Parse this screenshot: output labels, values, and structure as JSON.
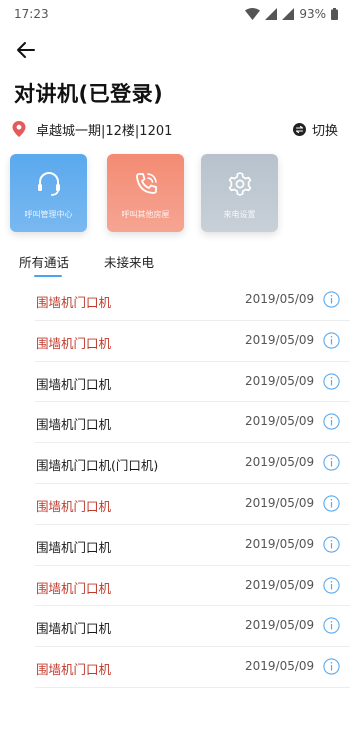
{
  "status_bar": {
    "time": "17:23",
    "battery": "93%"
  },
  "header": {
    "title": "对讲机(已登录)"
  },
  "location": {
    "address": "卓越城一期|12楼|1201",
    "switch_label": "切换"
  },
  "cards": [
    {
      "label": "呼叫管理中心",
      "icon": "headset-icon",
      "color": "#5aa9ee"
    },
    {
      "label": "呼叫其他房屋",
      "icon": "phone-call-icon",
      "color": "#f38b73"
    },
    {
      "label": "来电设置",
      "icon": "gear-icon",
      "color": "#b7c2cc"
    }
  ],
  "tabs": [
    {
      "label": "所有通话",
      "active": true
    },
    {
      "label": "未接来电",
      "active": false
    }
  ],
  "calls": [
    {
      "name": "围墙机门口机",
      "date": "2019/05/09",
      "missed": true
    },
    {
      "name": "围墙机门口机",
      "date": "2019/05/09",
      "missed": true
    },
    {
      "name": "围墙机门口机",
      "date": "2019/05/09",
      "missed": false
    },
    {
      "name": "围墙机门口机",
      "date": "2019/05/09",
      "missed": false
    },
    {
      "name": "围墙机门口机(门口机)",
      "date": "2019/05/09",
      "missed": false
    },
    {
      "name": "围墙机门口机",
      "date": "2019/05/09",
      "missed": true
    },
    {
      "name": "围墙机门口机",
      "date": "2019/05/09",
      "missed": false
    },
    {
      "name": "围墙机门口机",
      "date": "2019/05/09",
      "missed": true
    },
    {
      "name": "围墙机门口机",
      "date": "2019/05/09",
      "missed": false
    },
    {
      "name": "围墙机门口机",
      "date": "2019/05/09",
      "missed": true
    }
  ],
  "colors": {
    "missed": "#c0392b",
    "accent": "#4aa3f0",
    "location_pin": "#e35b5b"
  }
}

++++++++++

## REQUIRED WORK:
Output all of the data exactly as it stands, minus any images.

## TASK SOLUTION:
Parse this screenshot: output labels, values, and structure as JSON.
{
  "status_bar": {
    "time": "17:23",
    "battery": "93%"
  },
  "header": {
    "title": "对讲机(已登录)"
  },
  "location": {
    "address": "卓越城一期|12楼|1201",
    "switch_label": "切换"
  },
  "cards": [
    {
      "label": "呼叫管理中心",
      "icon": "headset-icon",
      "color": "#5aa9ee"
    },
    {
      "label": "呼叫其他房屋",
      "icon": "phone-call-icon",
      "color": "#f38b73"
    },
    {
      "label": "来电设置",
      "icon": "gear-icon",
      "color": "#b7c2cc"
    }
  ],
  "tabs": [
    {
      "label": "所有通话",
      "active": true
    },
    {
      "label": "未接来电",
      "active": false
    }
  ],
  "calls": [
    {
      "name": "围墙机门口机",
      "date": "2019/05/09",
      "missed": true
    },
    {
      "name": "围墙机门口机",
      "date": "2019/05/09",
      "missed": true
    },
    {
      "name": "围墙机门口机",
      "date": "2019/05/09",
      "missed": false
    },
    {
      "name": "围墙机门口机",
      "date": "2019/05/09",
      "missed": false
    },
    {
      "name": "围墙机门口机(门口机)",
      "date": "2019/05/09",
      "missed": false
    },
    {
      "name": "围墙机门口机",
      "date": "2019/05/09",
      "missed": true
    },
    {
      "name": "围墙机门口机",
      "date": "2019/05/09",
      "missed": false
    },
    {
      "name": "围墙机门口机",
      "date": "2019/05/09",
      "missed": true
    },
    {
      "name": "围墙机门口机",
      "date": "2019/05/09",
      "missed": false
    },
    {
      "name": "围墙机门口机",
      "date": "2019/05/09",
      "missed": true
    }
  ],
  "colors": {
    "missed": "#c0392b",
    "accent": "#4aa3f0",
    "location_pin": "#e35b5b"
  }
}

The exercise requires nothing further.